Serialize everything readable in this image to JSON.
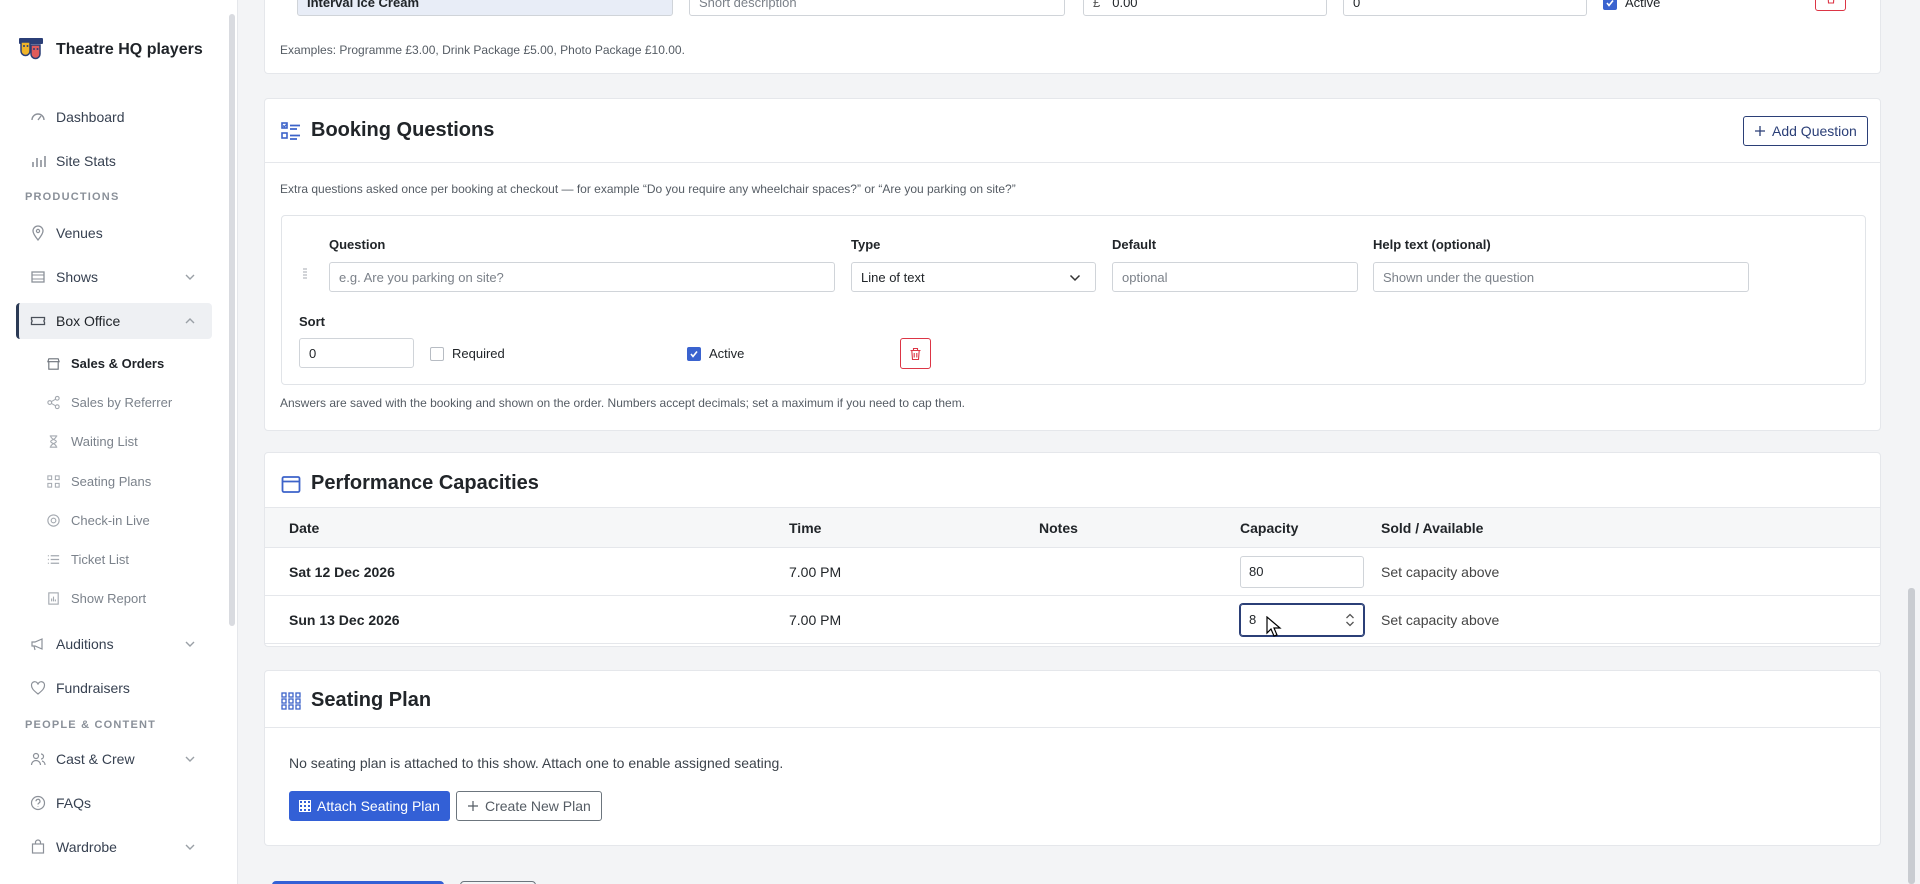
{
  "app": {
    "name": "Theatre HQ players"
  },
  "sidebar": {
    "items_top": [
      {
        "label": "Dashboard",
        "icon": "dashboard-icon"
      },
      {
        "label": "Site Stats",
        "icon": "bar-chart-icon"
      }
    ],
    "section_productions": "PRODUCTIONS",
    "productions": [
      {
        "label": "Venues",
        "icon": "map-pin-icon"
      },
      {
        "label": "Shows",
        "icon": "film-icon"
      },
      {
        "label": "Box Office",
        "icon": "ticket-icon"
      }
    ],
    "box_office_sub": [
      {
        "label": "Sales & Orders",
        "icon": "store-icon"
      },
      {
        "label": "Sales by Referrer",
        "icon": "share-icon"
      },
      {
        "label": "Waiting List",
        "icon": "hourglass-icon"
      },
      {
        "label": "Seating Plans",
        "icon": "grid-icon"
      },
      {
        "label": "Check-in Live",
        "icon": "camera-icon"
      },
      {
        "label": "Ticket List",
        "icon": "list-icon"
      },
      {
        "label": "Show Report",
        "icon": "report-icon"
      }
    ],
    "more": [
      {
        "label": "Auditions",
        "icon": "megaphone-icon"
      },
      {
        "label": "Fundraisers",
        "icon": "heart-icon"
      }
    ],
    "section_people": "PEOPLE & CONTENT",
    "people": [
      {
        "label": "Cast & Crew",
        "icon": "users-icon"
      },
      {
        "label": "FAQs",
        "icon": "help-icon"
      },
      {
        "label": "Wardrobe",
        "icon": "bag-icon"
      }
    ]
  },
  "extras": {
    "row_name": "Interval Ice Cream",
    "row_desc_placeholder": "Short description",
    "row_price_prefix": "£",
    "row_price": "0.00",
    "row_sort": "0",
    "row_active": "Active",
    "examples": "Examples: Programme £3.00, Drink Package £5.00, Photo Package £10.00."
  },
  "booking": {
    "title": "Booking Questions",
    "add_label": "Add Question",
    "description": "Extra questions asked once per booking at checkout — for example “Do you require any wheelchair spaces?” or “Are you parking on site?”",
    "labels": {
      "question": "Question",
      "type": "Type",
      "default": "Default",
      "help": "Help text (optional)",
      "sort": "Sort"
    },
    "question_placeholder": "e.g. Are you parking on site?",
    "type_value": "Line of text",
    "default_placeholder": "optional",
    "help_placeholder": "Shown under the question",
    "sort_value": "0",
    "required_label": "Required",
    "active_label": "Active",
    "footer": "Answers are saved with the booking and shown on the order. Numbers accept decimals; set a maximum if you need to cap them."
  },
  "capacities": {
    "title": "Performance Capacities",
    "headers": [
      "Date",
      "Time",
      "Notes",
      "Capacity",
      "Sold / Available"
    ],
    "rows": [
      {
        "date": "Sat 12 Dec 2026",
        "time": "7.00 PM",
        "notes": "",
        "capacity": "80",
        "sold": "Set capacity above"
      },
      {
        "date": "Sun 13 Dec 2026",
        "time": "7.00 PM",
        "notes": "",
        "capacity": "8",
        "sold": "Set capacity above"
      }
    ]
  },
  "seating": {
    "title": "Seating Plan",
    "message": "No seating plan is attached to this show. Attach one to enable assigned seating.",
    "attach_label": "Attach Seating Plan",
    "create_label": "Create New Plan"
  }
}
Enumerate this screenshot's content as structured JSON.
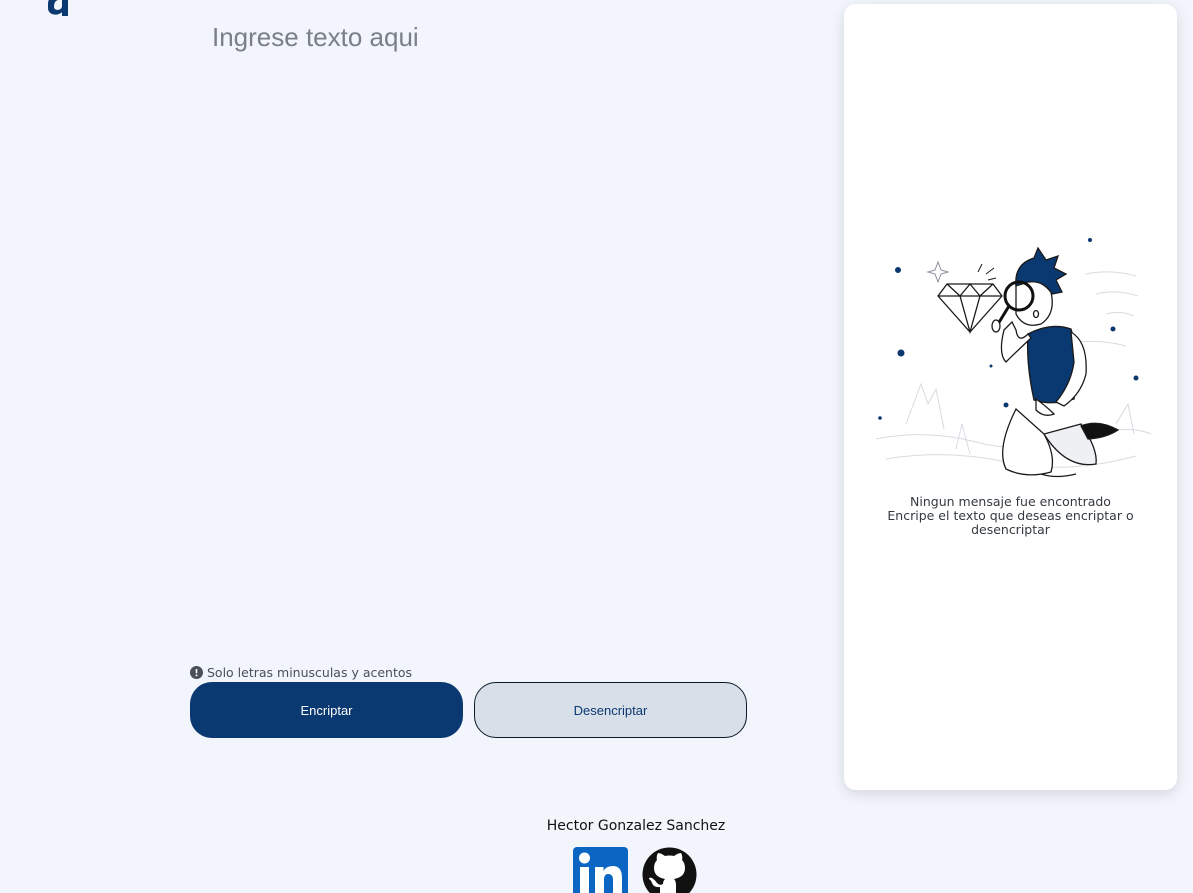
{
  "app": {
    "logo_icon": "alura-logo-icon"
  },
  "input": {
    "placeholder": "Ingrese texto aqui",
    "value": ""
  },
  "hint": {
    "icon": "info-circle-icon",
    "text": "Solo letras minusculas y acentos"
  },
  "buttons": {
    "encrypt_label": "Encriptar",
    "decrypt_label": "Desencriptar"
  },
  "result_panel": {
    "illustration": "person-with-magnifier-illustration",
    "title": "Ningun mensaje fue encontrado",
    "subtitle": "Encripe el texto que deseas encriptar o desencriptar"
  },
  "footer": {
    "author": "Hector Gonzalez Sanchez",
    "linkedin_icon": "linkedin-icon",
    "github_icon": "github-icon"
  },
  "colors": {
    "background": "#f2f5fc",
    "primary": "#0a3871",
    "secondary_button": "#d8dfe8",
    "panel": "#ffffff"
  }
}
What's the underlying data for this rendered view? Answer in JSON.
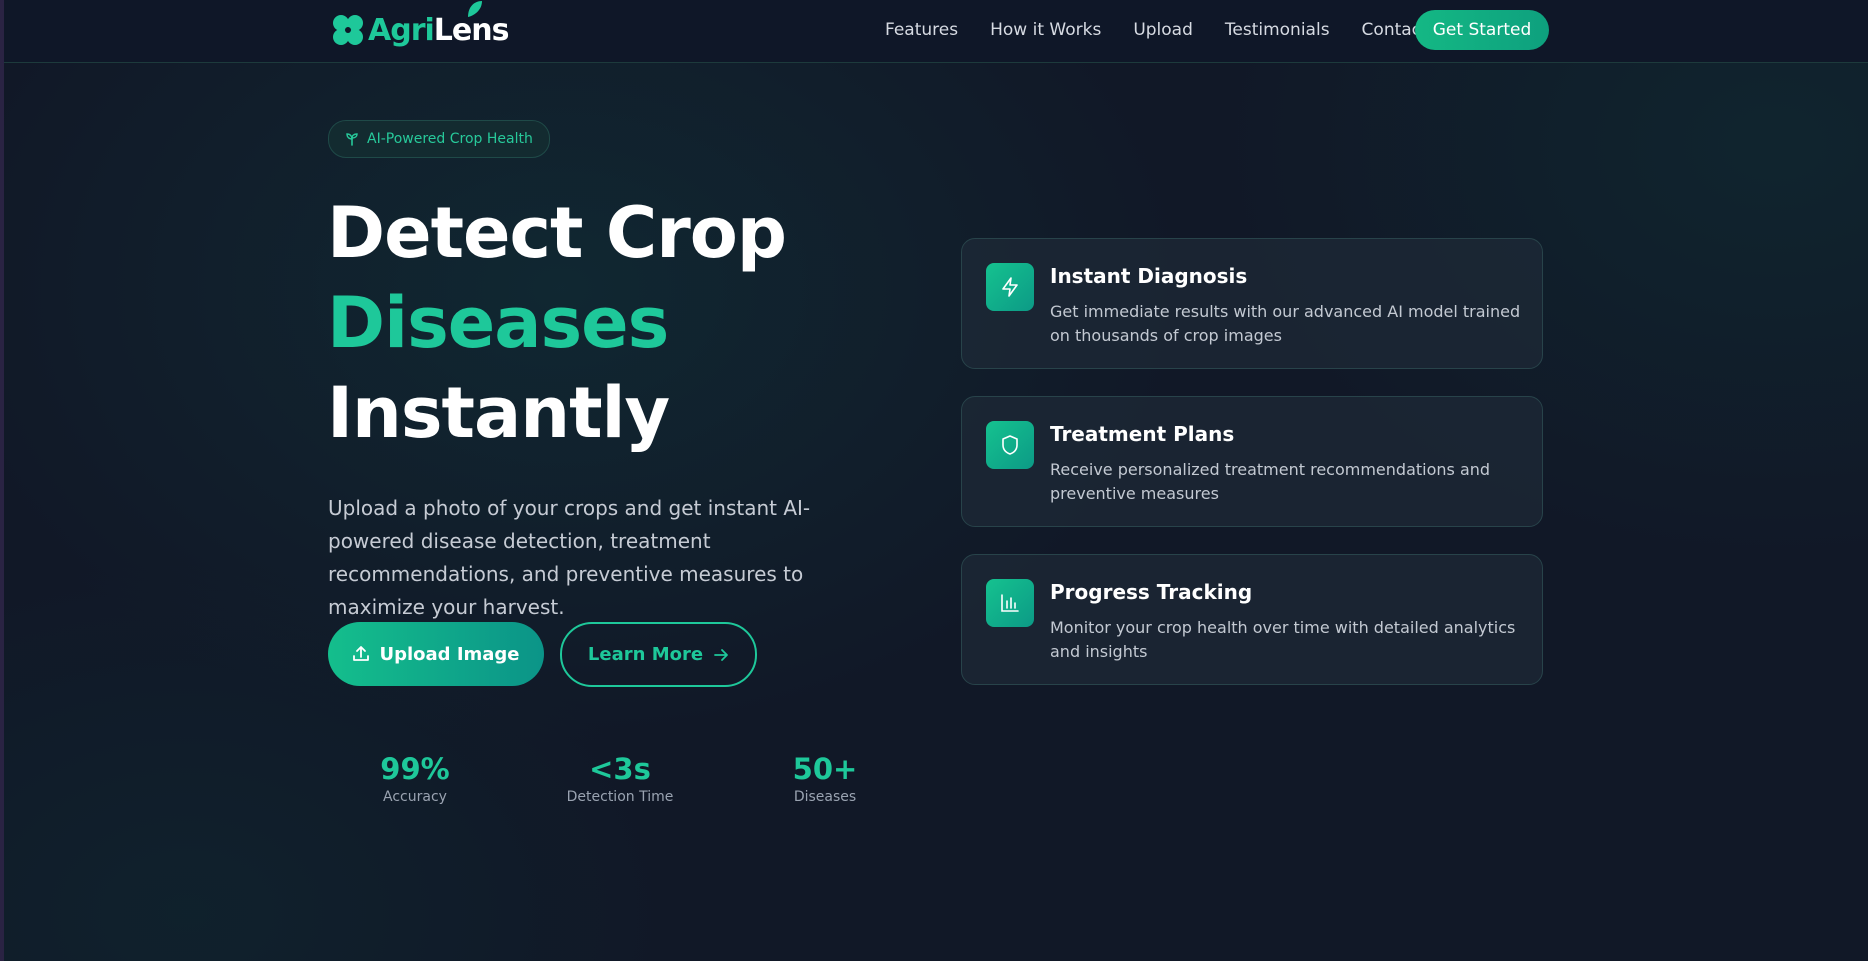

*****

PROBLEM TO SOLVE: Work through the records line by line and tally those with the word "Sales". Report only the total.

THE RESULT: 2